> _REQUIREMENT_: In the comment thread about Ocrevus, copy out word for word the passage starting at "What about the" and ending at "no other options.".

> _SOURCE EXTRACT_:

  5. AES says:

    I have been on Ocrevus since September 2017 (dxed RRMS in July 2017). After my first dose I did still have one active lesion (down from they many I had prior to starting treatment), but since then I have had no new or active lesions on MRI. I have not had any relapses or disability progression. At least for now, it is working for me.

  6. Bill says:

    I started the infusions in Feb & March 2019, first two were separate infusions. I haven’t noticed any major changes in my progression, as of now. I am very optimistic about Ocrevus!
    I tried stem cell previously and it helped for 8 – 9 months, my dizziness, fatigue and gait improved, too expensive not covered by healthcare. I decided to try OCREVUS, So I might be a little premature with my evaluation on this.

    • Surjit says:

      Hi Bill,
      i am ms patient frOm India suffering frOm this disease since last 18 yrs. Can you please guide me what kind of stem cell treatment and from which place you did this ……..

  7. Barbara M. says:

    What about the age of the MS patient taking Ocrevus and other possible serious side effects? These are the reasons this drug was not prescribed to my husband.

    • Tiffany says:

      I am 33, dx PPMS in 2013. (“Super rare” for my young age, I quote because I don’t feel it’s as rare as I feel misdiagnosed or overlooked) I just had my 4th infusion (2 half, 2 full doses) I went from 4 new lesions and increase in size of 3 down to 1 new lesion on my last 2 scans. Although it seems slow the lesions, my physical progression has not slowed. I also begin to have a severe increase in general and back pain as well as fatigue 3-4 months post infusion. The 2 months leading up to my next one feel almost torturous. I don’t know what my prognosis is for other side effects by I’m stuck between a rock and a hard place with no other options.

  8. Tom says:

    37yr male. First round of Ocrevus infusions in Feb. 2019. Dx with RRMS in Oct. 2018, but I suspected MS for at least seven years. Same story as many of us, no one believed my symptoms until I ended up in the hospital due to a bad flair up. Brain MRI in Jan. 2019 and then again in April 2019, both show new lesions. Progression continues. Doctors hopeful I will stabilize soon. Based on all the the research, aggressive and early treatment seems to be the best decision. However, I also have lesions in my cervical spine, so maybe my journey with this disease will not be altered by these drugs. Have access to some of the best doctors, but I guess there is not much they can do. Recently, I stopped being mad at the reactive treatment approach of the MS medical society and started fighting my life long battle with this disease on my terms. Going to continue with Ovrevus for at least two more rounds of infusions. Stay strong, resilient, well informed, and positive. That’s all any of us can really do.

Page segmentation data

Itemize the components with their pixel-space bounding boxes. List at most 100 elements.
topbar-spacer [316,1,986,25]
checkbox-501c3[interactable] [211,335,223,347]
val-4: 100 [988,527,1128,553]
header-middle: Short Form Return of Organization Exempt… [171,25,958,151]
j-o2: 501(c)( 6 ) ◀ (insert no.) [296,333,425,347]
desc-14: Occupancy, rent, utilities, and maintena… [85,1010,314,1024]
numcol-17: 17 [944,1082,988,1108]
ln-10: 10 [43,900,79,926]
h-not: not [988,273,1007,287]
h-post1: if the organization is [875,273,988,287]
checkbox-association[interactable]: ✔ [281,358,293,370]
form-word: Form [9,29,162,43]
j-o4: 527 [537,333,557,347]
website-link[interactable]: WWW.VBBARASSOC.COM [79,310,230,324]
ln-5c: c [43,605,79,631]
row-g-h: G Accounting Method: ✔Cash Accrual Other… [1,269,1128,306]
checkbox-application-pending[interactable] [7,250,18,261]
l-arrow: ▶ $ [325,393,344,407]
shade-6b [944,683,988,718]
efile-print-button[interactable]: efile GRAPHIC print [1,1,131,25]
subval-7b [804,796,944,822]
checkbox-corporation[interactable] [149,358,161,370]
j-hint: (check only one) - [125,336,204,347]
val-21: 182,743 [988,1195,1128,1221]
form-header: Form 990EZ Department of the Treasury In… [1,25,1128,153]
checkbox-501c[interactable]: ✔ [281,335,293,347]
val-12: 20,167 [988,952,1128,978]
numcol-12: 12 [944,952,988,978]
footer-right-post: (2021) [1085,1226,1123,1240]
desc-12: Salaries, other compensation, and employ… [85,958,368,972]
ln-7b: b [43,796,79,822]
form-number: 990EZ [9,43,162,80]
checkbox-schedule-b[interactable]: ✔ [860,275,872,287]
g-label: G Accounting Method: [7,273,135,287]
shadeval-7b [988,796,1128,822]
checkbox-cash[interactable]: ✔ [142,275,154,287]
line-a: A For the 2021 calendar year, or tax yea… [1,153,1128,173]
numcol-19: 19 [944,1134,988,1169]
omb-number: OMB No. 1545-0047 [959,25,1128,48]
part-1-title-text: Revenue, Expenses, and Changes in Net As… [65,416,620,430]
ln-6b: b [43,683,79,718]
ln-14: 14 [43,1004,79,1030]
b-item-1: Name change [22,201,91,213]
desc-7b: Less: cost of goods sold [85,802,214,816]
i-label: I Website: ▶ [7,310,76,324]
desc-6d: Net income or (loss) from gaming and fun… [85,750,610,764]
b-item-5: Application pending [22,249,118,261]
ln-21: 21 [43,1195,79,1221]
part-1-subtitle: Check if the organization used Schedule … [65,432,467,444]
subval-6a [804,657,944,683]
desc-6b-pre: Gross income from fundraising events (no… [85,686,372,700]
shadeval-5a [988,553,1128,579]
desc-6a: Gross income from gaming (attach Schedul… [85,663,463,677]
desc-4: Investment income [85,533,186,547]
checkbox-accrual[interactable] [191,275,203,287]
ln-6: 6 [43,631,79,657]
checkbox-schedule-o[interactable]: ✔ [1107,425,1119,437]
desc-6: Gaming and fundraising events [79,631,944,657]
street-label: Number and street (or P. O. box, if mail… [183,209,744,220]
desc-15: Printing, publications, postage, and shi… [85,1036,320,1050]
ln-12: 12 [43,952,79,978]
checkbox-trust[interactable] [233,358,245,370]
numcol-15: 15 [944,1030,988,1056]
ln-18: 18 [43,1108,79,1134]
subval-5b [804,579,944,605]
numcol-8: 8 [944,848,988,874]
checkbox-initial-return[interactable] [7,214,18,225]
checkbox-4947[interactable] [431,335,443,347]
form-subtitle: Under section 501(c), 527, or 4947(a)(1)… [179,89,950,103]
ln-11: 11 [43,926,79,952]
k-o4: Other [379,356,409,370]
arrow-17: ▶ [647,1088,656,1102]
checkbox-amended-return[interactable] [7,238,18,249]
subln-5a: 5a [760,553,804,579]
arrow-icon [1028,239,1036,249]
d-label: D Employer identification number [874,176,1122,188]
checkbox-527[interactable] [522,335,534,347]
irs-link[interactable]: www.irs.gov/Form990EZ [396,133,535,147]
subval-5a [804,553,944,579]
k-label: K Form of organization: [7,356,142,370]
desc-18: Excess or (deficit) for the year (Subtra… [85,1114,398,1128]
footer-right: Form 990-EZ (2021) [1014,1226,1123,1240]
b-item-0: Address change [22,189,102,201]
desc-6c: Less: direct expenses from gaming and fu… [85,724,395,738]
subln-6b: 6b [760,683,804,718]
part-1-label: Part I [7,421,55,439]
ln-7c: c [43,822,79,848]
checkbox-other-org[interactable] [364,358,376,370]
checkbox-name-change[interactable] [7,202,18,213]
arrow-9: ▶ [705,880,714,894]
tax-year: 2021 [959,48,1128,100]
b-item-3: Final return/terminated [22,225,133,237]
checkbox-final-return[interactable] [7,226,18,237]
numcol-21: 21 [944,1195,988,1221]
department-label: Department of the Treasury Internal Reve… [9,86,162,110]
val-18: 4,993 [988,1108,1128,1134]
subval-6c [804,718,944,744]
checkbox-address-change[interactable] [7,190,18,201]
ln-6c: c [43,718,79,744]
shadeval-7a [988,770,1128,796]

> _TASK OUTPUT_:
What about the age of the MS patient taking Ocrevus and other possible serious side effects? These are the reasons this drug was not prescribed to my husband.

    • Tiffany says:

      I am 33, dx PPMS in 2013. (“Super rare” for my young age, I quote because I don’t feel it’s as rare as I feel misdiagnosed or overlooked) I just had my 4th infusion (2 half, 2 full doses) I went from 4 new lesions and increase in size of 3 down to 1 new lesion on my last 2 scans. Although it seems slow the lesions, my physical progression has not slowed. I also begin to have a severe increase in general and back pain as well as fatigue 3-4 months post infusion. The 2 months leading up to my next one feel almost torturous. I don’t know what my prognosis is for other side effects by I’m stuck between a rock and a hard place with no other options.